Objective: Select, from the material below, each line with "изделия" in it.

Data supplied:

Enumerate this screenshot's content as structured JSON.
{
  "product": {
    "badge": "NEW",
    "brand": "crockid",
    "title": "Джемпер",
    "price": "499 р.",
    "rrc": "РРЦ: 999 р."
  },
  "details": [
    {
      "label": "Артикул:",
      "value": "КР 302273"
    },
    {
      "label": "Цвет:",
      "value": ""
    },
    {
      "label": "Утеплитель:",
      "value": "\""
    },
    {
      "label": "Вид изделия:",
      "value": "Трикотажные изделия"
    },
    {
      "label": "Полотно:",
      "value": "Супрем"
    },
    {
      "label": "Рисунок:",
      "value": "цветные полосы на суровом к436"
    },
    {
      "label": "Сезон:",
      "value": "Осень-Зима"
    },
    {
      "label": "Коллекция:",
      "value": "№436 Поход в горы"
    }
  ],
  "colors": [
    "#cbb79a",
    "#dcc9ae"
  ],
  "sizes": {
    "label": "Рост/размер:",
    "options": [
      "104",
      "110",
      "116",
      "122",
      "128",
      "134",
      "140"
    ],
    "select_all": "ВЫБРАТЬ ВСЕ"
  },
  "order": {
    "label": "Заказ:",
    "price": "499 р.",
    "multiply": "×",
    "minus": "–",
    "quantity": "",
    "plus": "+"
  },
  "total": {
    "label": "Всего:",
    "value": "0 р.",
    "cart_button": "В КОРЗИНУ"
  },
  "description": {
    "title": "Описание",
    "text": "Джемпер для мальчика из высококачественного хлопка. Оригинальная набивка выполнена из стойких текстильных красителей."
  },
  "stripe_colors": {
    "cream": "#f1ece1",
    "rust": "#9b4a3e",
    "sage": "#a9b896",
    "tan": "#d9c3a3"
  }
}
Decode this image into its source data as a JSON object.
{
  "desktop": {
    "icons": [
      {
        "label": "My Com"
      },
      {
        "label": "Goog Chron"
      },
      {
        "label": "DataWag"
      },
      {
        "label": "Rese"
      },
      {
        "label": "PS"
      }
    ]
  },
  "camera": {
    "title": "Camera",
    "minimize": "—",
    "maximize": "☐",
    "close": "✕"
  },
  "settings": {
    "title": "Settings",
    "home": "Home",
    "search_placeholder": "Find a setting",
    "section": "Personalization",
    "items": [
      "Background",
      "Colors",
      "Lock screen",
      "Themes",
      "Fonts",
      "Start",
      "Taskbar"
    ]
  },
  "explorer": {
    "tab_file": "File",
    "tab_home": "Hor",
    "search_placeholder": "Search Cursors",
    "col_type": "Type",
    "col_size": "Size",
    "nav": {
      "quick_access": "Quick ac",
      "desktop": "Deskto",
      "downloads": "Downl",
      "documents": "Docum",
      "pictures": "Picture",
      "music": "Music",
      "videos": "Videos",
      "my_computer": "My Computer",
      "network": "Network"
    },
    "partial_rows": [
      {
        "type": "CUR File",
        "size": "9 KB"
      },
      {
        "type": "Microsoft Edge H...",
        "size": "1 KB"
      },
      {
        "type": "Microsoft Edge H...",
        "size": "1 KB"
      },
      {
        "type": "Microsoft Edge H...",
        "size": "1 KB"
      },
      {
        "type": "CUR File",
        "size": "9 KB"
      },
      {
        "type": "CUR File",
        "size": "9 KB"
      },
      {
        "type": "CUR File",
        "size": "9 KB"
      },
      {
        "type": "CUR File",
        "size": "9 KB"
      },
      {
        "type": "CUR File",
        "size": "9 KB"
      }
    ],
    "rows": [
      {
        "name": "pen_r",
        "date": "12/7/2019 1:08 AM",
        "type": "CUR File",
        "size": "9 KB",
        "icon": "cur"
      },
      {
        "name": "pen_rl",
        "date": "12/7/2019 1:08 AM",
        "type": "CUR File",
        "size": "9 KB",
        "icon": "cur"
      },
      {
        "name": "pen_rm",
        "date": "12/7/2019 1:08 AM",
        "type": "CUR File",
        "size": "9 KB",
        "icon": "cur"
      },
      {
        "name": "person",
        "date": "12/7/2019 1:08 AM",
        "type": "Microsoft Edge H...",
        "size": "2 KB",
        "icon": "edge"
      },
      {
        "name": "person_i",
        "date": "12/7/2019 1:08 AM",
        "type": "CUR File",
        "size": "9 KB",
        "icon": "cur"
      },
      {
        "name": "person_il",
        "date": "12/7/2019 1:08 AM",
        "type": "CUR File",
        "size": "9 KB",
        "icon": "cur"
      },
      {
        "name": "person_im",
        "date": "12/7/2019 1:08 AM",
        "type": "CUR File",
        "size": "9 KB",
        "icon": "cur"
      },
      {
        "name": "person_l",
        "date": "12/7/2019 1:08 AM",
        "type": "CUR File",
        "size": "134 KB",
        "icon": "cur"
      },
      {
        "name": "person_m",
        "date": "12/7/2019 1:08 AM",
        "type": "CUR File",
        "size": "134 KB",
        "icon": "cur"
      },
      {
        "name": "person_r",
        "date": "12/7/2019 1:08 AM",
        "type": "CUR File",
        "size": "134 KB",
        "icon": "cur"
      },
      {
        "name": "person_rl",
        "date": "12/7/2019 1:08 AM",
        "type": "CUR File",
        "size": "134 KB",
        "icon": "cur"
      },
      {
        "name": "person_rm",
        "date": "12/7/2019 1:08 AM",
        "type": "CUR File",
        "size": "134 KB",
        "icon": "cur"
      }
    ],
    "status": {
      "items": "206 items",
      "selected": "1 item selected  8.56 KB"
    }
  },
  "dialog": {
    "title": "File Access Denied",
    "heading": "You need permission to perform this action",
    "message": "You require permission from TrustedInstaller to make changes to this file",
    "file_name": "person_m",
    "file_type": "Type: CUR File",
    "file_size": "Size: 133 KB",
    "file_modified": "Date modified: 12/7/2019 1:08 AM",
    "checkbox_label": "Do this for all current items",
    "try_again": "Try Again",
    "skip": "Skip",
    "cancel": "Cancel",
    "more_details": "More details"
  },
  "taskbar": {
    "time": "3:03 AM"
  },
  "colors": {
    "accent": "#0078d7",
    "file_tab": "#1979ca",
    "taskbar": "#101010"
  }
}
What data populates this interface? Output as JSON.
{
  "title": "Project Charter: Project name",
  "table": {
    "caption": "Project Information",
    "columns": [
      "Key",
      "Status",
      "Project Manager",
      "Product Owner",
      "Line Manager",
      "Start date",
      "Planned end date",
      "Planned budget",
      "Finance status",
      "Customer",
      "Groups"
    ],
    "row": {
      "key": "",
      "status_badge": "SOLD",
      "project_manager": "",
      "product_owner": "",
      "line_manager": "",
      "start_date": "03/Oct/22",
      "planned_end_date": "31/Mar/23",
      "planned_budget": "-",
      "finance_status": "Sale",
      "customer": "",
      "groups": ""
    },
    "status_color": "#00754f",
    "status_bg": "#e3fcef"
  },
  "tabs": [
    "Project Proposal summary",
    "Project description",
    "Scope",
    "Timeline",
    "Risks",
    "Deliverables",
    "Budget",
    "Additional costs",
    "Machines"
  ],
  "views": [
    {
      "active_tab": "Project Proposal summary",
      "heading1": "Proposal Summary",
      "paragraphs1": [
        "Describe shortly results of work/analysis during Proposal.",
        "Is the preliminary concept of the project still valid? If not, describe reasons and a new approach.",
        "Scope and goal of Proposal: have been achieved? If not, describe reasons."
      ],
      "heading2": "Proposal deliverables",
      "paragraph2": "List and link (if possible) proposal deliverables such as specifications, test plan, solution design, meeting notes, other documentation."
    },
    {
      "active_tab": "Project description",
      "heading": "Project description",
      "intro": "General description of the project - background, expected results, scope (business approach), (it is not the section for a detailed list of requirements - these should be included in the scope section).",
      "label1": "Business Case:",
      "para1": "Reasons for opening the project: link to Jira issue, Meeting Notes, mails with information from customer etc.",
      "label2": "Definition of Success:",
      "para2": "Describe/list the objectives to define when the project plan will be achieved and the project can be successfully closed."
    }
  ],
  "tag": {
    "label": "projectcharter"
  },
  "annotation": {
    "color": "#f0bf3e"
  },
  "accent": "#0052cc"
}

Result for this task:
      "label": "Вид изделия:",
      "value": "Трикотажные изделия"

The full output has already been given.